▶ _GIVEN REQUEST_
Please count the lines below that contain the word "刻度线处", and reply with that number alone.

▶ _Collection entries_
>> start

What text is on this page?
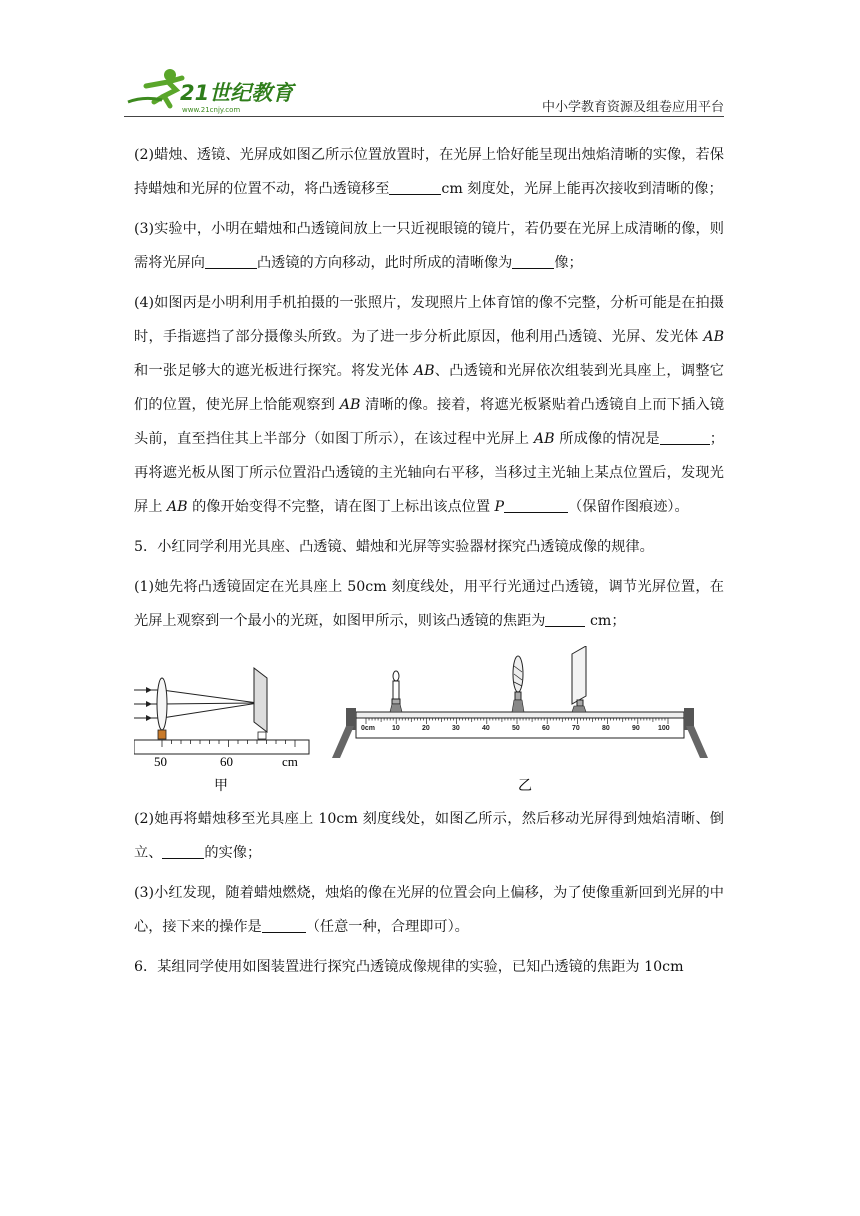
21世纪教育
www.21cnjy.com	中小学教育资源及组卷应用平台

(2)蜡烛、透镜、光屏成如图乙所示位置放置时，在光屏上恰好能呈现出烛焰清晰的实像，若保持蜡烛和光屏的位置不动，将凸透镜移至	cm 刻度处，光屏上能再次接收到清晰的像；

(3)实验中，小明在蜡烛和凸透镜间放上一只近视眼镜的镜片，若仍要在光屏上成清晰的像，则需将光屏向	凸透镜的方向移动，此时所成的清晰像为	像；

(4)如图丙是小明利用手机拍摄的一张照片，发现照片上体育馆的像不完整，分析可能是在拍摄时，手指遮挡了部分摄像头所致。为了进一步分析此原因，他利用凸透镜、光屏、发光体 AB 和一张足够大的遮光板进行探究。将发光体 AB、凸透镜和光屏依次组装到光具座上，调整它们的位置，使光屏上恰能观察到 AB 清晰的像。接着，将遮光板紧贴着凸透镜自上而下插入镜头前，直至挡住其上半部分（如图丁所示），在该过程中光屏上 AB 所成像的情况是	；再将遮光板从图丁所示位置沿凸透镜的主光轴向右平移，当移过主光轴上某点位置后，发现光屏上 AB 的像开始变得不完整，请在图丁上标出该点位置 P	（保留作图痕迹）。

5．小红同学利用光具座、凸透镜、蜡烛和光屏等实验器材探究凸透镜成像的规律。

(1)她先将凸透镜固定在光具座上 50cm 刻度线处，用平行光通过凸透镜，调节光屏位置，在光屏上观察到一个最小的光斑，如图甲所示，则该凸透镜的焦距为	cm；

50	60	cm
甲
0cm 10	20	30	40	50	60	70	80	90	100
乙

(2)她再将蜡烛移至光具座上 10cm 刻度线处，如图乙所示，然后移动光屏得到烛焰清晰、倒立、	的实像；

(3)小红发现，随着蜡烛燃烧，烛焰的像在光屏的位置会向上偏移，为了使像重新回到光屏的中心，接下来的操作是	（任意一种，合理即可）。

6．某组同学使用如图装置进行探究凸透镜成像规律的实验，已知凸透镜的焦距为 10cm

>> end

▶ _EXERCISE SOLUTION_
2